_What to produce_
Repeat every line below exactly, word for word.

_Dataset rows_
####################
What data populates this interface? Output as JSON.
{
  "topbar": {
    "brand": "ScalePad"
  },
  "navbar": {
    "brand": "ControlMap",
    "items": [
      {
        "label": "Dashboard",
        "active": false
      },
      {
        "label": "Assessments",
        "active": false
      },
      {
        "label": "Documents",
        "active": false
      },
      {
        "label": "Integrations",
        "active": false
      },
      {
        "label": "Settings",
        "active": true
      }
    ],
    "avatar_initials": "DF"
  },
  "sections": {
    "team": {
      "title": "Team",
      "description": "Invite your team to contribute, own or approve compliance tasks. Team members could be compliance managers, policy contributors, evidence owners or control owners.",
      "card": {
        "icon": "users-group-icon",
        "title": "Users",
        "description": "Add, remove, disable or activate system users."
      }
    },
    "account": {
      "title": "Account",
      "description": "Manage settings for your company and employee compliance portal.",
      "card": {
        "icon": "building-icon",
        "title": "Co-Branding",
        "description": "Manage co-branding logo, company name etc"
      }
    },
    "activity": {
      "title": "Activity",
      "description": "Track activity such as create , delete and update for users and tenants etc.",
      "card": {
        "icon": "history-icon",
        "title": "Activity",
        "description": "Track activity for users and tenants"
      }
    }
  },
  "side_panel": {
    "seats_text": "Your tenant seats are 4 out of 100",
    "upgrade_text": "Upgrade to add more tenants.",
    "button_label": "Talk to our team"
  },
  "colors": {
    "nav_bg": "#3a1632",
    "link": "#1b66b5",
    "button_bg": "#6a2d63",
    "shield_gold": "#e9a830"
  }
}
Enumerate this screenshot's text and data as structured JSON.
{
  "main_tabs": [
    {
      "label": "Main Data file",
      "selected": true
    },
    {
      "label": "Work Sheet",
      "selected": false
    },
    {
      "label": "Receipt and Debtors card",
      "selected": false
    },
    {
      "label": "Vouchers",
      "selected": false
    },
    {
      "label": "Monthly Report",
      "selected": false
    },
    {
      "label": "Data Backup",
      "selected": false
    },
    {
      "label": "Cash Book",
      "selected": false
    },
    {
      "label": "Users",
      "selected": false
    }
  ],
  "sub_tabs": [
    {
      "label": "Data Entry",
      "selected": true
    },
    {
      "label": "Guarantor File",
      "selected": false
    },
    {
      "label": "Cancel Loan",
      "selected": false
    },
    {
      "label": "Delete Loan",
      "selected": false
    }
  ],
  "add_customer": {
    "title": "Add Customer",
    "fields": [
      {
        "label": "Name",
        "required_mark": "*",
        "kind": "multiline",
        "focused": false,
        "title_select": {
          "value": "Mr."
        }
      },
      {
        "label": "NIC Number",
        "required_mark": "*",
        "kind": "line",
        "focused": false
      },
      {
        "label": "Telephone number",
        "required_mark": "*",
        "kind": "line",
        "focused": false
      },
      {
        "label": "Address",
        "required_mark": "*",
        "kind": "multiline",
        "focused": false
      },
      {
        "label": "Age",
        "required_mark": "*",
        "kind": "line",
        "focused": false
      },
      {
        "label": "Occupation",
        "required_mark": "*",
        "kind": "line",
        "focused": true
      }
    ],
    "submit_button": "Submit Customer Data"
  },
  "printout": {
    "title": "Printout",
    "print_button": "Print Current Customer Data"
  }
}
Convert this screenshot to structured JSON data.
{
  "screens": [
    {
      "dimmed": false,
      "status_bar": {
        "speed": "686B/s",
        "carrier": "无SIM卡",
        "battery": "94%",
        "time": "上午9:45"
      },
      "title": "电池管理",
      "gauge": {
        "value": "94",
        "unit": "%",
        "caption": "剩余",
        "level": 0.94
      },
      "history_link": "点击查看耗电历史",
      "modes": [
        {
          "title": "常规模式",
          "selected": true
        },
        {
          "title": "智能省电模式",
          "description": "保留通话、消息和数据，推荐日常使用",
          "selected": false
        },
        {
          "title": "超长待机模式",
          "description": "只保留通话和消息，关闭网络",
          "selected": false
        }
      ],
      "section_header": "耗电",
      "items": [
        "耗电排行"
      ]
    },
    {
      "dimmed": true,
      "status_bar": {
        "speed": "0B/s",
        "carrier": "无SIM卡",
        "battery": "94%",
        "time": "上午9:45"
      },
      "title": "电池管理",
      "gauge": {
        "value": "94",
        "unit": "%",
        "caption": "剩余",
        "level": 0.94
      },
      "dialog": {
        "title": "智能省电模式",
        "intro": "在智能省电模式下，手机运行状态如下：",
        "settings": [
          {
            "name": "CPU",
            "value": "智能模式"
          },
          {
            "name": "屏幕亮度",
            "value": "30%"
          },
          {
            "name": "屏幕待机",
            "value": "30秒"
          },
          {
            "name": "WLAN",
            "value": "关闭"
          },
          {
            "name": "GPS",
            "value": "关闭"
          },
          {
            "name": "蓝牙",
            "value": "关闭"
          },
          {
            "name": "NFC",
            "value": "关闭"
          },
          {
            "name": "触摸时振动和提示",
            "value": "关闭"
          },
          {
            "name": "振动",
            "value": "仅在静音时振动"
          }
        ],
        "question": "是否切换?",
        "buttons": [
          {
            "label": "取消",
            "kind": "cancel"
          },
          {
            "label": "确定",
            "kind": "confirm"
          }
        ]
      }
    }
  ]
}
####################
_Task output_
What data populates this interface? Output as JSON.
{
  "topbar": {
    "brand": "ScalePad"
  },
  "navbar": {
    "brand": "ControlMap",
    "items": [
      {
        "label": "Dashboard",
        "active": false
      },
      {
        "label": "Assessments",
        "active": false
      },
      {
        "label": "Documents",
        "active": false
      },
      {
        "label": "Integrations",
        "active": false
      },
      {
        "label": "Settings",
        "active": true
      }
    ],
    "avatar_initials": "DF"
  },
  "sections": {
    "team": {
      "title": "Team",
      "description": "Invite your team to contribute, own or approve compliance tasks. Team members could be compliance managers, policy contributors, evidence owners or control owners.",
      "card": {
        "icon": "users-group-icon",
        "title": "Users",
        "description": "Add, remove, disable or activate system users."
      }
    },
    "account": {
      "title": "Account",
      "description": "Manage settings for your company and employee compliance portal.",
      "card": {
        "icon": "building-icon",
        "title": "Co-Branding",
        "description": "Manage co-branding logo, company name etc"
      }
    },
    "activity": {
      "title": "Activity",
      "description": "Track activity such as create , delete and update for users and tenants etc.",
      "card": {
        "icon": "history-icon",
        "title": "Activity",
        "description": "Track activity for users and tenants"
      }
    }
  },
  "side_panel": {
    "seats_text": "Your tenant seats are 4 out of 100",
    "upgrade_text": "Upgrade to add more tenants.",
    "button_label": "Talk to our team"
  },
  "colors": {
    "nav_bg": "#3a1632",
    "link": "#1b66b5",
    "button_bg": "#6a2d63",
    "shield_gold": "#e9a830"
  }
}
Enumerate this screenshot's text and data as structured JSON.
{
  "main_tabs": [
    {
      "label": "Main Data file",
      "selected": true
    },
    {
      "label": "Work Sheet",
      "selected": false
    },
    {
      "label": "Receipt and Debtors card",
      "selected": false
    },
    {
      "label": "Vouchers",
      "selected": false
    },
    {
      "label": "Monthly Report",
      "selected": false
    },
    {
      "label": "Data Backup",
      "selected": false
    },
    {
      "label": "Cash Book",
      "selected": false
    },
    {
      "label": "Users",
      "selected": false
    }
  ],
  "sub_tabs": [
    {
      "label": "Data Entry",
      "selected": true
    },
    {
      "label": "Guarantor File",
      "selected": false
    },
    {
      "label": "Cancel Loan",
      "selected": false
    },
    {
      "label": "Delete Loan",
      "selected": false
    }
  ],
  "add_customer": {
    "title": "Add Customer",
    "fields": [
      {
        "label": "Name",
        "required_mark": "*",
        "kind": "multiline",
        "focused": false,
        "title_select": {
          "value": "Mr."
        }
      },
      {
        "label": "NIC Number",
        "required_mark": "*",
        "kind": "line",
        "focused": false
      },
      {
        "label": "Telephone number",
        "required_mark": "*",
        "kind": "line",
        "focused": false
      },
      {
        "label": "Address",
        "required_mark": "*",
        "kind": "multiline",
        "focused": false
      },
      {
        "label": "Age",
        "required_mark": "*",
        "kind": "line",
        "focused": false
      },
      {
        "label": "Occupation",
        "required_mark": "*",
        "kind": "line",
        "focused": true
      }
    ],
    "submit_button": "Submit Customer Data"
  },
  "printout": {
    "title": "Printout",
    "print_button": "Print Current Customer Data"
  }
}
Convert this screenshot to structured JSON data.
{
  "screens": [
    {
      "dimmed": false,
      "status_bar": {
        "speed": "686B/s",
        "carrier": "无SIM卡",
        "battery": "94%",
        "time": "上午9:45"
      },
      "title": "电池管理",
      "gauge": {
        "value": "94",
        "unit": "%",
        "caption": "剩余",
        "level": 0.94
      },
      "history_link": "点击查看耗电历史",
      "modes": [
        {
          "title": "常规模式",
          "selected": true
        },
        {
          "title": "智能省电模式",
          "description": "保留通话、消息和数据，推荐日常使用",
          "selected": false
        },
        {
          "title": "超长待机模式",
          "description": "只保留通话和消息，关闭网络",
          "selected": false
        }
      ],
      "section_header": "耗电",
      "items": [
        "耗电排行"
      ]
    },
    {
      "dimmed": true,
      "status_bar": {
        "speed": "0B/s",
        "carrier": "无SIM卡",
        "battery": "94%",
        "time": "上午9:45"
      },
      "title": "电池管理",
      "gauge": {
        "value": "94",
        "unit": "%",
        "caption": "剩余",
        "level": 0.94
      },
      "dialog": {
        "title": "智能省电模式",
        "intro": "在智能省电模式下，手机运行状态如下：",
        "settings": [
          {
            "name": "CPU",
            "value": "智能模式"
          },
          {
            "name": "屏幕亮度",
            "value": "30%"
          },
          {
            "name": "屏幕待机",
            "value": "30秒"
          },
          {
            "name": "WLAN",
            "value": "关闭"
          },
          {
            "name": "GPS",
            "value": "关闭"
          },
          {
            "name": "蓝牙",
            "value": "关闭"
          },
          {
            "name": "NFC",
            "value": "关闭"
          },
          {
            "name": "触摸时振动和提示",
            "value": "关闭"
          },
          {
            "name": "振动",
            "value": "仅在静音时振动"
          }
        ],
        "question": "是否切换?",
        "buttons": [
          {
            "label": "取消",
            "kind": "cancel"
          },
          {
            "label": "确定",
            "kind": "confirm"
          }
        ]
      }
    }
  ]
}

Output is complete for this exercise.